» PROVIDED RECORDS:
** begin **
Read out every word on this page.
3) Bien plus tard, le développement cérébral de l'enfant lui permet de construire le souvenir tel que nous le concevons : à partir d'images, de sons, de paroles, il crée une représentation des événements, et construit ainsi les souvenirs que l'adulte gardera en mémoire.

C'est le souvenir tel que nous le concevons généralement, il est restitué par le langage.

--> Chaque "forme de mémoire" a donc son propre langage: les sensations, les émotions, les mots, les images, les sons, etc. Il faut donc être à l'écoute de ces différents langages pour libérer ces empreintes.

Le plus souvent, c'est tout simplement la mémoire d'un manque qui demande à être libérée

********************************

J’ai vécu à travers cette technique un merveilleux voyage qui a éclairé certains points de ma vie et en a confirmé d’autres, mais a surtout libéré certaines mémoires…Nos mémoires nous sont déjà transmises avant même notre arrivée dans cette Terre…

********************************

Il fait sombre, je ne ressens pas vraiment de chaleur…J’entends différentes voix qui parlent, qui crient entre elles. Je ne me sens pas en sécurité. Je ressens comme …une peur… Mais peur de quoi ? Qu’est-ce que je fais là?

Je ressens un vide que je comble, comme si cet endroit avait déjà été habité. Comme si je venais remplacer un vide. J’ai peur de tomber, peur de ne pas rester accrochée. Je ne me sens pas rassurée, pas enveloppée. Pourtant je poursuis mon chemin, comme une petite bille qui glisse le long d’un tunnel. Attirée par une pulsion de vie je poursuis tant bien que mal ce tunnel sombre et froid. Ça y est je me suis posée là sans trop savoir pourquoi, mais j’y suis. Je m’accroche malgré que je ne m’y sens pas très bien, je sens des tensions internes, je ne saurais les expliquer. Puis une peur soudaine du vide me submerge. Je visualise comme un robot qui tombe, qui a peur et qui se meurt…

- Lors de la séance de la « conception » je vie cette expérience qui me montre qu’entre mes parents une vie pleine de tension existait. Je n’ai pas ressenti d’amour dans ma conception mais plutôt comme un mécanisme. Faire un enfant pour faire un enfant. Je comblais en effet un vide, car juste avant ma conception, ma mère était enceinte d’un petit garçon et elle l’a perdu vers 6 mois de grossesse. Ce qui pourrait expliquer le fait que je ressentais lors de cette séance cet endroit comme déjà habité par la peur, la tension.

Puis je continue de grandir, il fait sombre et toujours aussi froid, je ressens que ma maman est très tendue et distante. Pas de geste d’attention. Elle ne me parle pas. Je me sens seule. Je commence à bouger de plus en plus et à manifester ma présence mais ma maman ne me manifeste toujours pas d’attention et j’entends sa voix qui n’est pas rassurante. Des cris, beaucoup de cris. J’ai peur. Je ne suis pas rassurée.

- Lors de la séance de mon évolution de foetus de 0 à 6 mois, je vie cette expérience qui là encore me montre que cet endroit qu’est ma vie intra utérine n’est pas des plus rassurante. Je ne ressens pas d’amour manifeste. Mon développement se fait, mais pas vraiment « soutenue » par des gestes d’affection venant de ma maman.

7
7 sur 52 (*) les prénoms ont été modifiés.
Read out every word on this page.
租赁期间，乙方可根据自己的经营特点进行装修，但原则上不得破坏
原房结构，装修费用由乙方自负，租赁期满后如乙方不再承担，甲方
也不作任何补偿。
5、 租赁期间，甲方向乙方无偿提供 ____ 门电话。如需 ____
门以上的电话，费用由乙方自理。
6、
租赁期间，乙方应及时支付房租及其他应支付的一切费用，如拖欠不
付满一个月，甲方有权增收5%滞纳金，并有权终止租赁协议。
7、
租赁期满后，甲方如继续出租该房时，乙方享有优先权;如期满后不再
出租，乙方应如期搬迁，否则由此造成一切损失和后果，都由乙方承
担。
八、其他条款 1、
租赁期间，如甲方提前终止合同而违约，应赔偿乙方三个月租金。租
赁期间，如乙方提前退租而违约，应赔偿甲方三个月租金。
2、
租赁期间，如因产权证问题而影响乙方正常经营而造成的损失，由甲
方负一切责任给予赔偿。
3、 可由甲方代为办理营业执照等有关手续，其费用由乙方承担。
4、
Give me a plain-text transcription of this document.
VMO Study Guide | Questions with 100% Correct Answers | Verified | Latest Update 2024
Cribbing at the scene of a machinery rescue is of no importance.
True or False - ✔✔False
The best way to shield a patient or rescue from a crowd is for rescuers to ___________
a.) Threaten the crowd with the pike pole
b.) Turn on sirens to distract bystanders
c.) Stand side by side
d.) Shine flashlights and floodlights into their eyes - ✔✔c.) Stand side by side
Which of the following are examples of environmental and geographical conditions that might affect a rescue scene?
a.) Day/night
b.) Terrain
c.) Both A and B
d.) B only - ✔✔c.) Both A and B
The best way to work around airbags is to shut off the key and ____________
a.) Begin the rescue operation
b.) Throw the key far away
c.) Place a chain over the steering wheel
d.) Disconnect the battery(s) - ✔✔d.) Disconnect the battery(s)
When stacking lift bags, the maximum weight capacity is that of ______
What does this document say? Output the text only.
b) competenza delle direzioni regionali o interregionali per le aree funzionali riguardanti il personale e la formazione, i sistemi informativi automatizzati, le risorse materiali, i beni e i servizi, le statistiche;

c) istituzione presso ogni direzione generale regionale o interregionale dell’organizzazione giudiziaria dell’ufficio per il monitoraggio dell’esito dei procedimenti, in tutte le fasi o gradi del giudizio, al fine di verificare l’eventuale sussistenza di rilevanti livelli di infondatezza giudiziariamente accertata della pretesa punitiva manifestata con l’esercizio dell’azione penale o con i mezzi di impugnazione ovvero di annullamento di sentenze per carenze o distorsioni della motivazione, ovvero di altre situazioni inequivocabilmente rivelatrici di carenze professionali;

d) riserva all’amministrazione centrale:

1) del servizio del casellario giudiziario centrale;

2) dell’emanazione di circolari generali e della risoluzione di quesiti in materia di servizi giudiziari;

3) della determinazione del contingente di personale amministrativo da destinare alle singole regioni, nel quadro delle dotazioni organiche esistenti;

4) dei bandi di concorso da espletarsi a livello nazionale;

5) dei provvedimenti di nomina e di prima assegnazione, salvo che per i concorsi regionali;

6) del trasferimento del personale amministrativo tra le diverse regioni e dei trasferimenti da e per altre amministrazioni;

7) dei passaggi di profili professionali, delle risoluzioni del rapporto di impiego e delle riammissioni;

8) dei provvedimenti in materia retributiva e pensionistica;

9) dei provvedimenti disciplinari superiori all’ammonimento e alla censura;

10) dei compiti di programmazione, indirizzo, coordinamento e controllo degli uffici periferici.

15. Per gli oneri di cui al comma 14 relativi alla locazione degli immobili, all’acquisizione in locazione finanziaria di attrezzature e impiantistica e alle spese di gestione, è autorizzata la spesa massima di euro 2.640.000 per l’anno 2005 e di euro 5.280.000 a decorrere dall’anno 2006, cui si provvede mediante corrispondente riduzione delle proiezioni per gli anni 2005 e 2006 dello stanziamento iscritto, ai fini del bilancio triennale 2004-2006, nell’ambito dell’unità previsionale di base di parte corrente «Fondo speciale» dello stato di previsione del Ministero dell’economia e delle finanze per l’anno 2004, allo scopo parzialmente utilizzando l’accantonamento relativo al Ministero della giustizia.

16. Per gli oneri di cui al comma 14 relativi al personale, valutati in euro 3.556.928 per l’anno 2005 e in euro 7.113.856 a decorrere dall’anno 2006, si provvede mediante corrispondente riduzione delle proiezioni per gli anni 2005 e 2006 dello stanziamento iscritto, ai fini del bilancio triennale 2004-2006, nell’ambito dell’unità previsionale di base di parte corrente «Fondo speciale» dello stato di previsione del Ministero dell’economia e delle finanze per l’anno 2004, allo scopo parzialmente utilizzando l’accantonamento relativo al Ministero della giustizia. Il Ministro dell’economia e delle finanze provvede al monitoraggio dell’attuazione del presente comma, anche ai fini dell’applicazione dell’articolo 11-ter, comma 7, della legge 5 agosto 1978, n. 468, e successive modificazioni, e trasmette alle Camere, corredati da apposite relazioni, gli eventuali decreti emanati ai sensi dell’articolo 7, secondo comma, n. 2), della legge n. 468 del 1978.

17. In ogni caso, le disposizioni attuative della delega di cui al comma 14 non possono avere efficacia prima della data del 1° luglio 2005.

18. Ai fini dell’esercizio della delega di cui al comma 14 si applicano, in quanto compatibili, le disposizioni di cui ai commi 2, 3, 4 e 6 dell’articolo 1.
** end **
» DIRECTION: Report how many lines contain "rescue". Give nothing but the number.

» SOLUTION TO THIS TASK: 4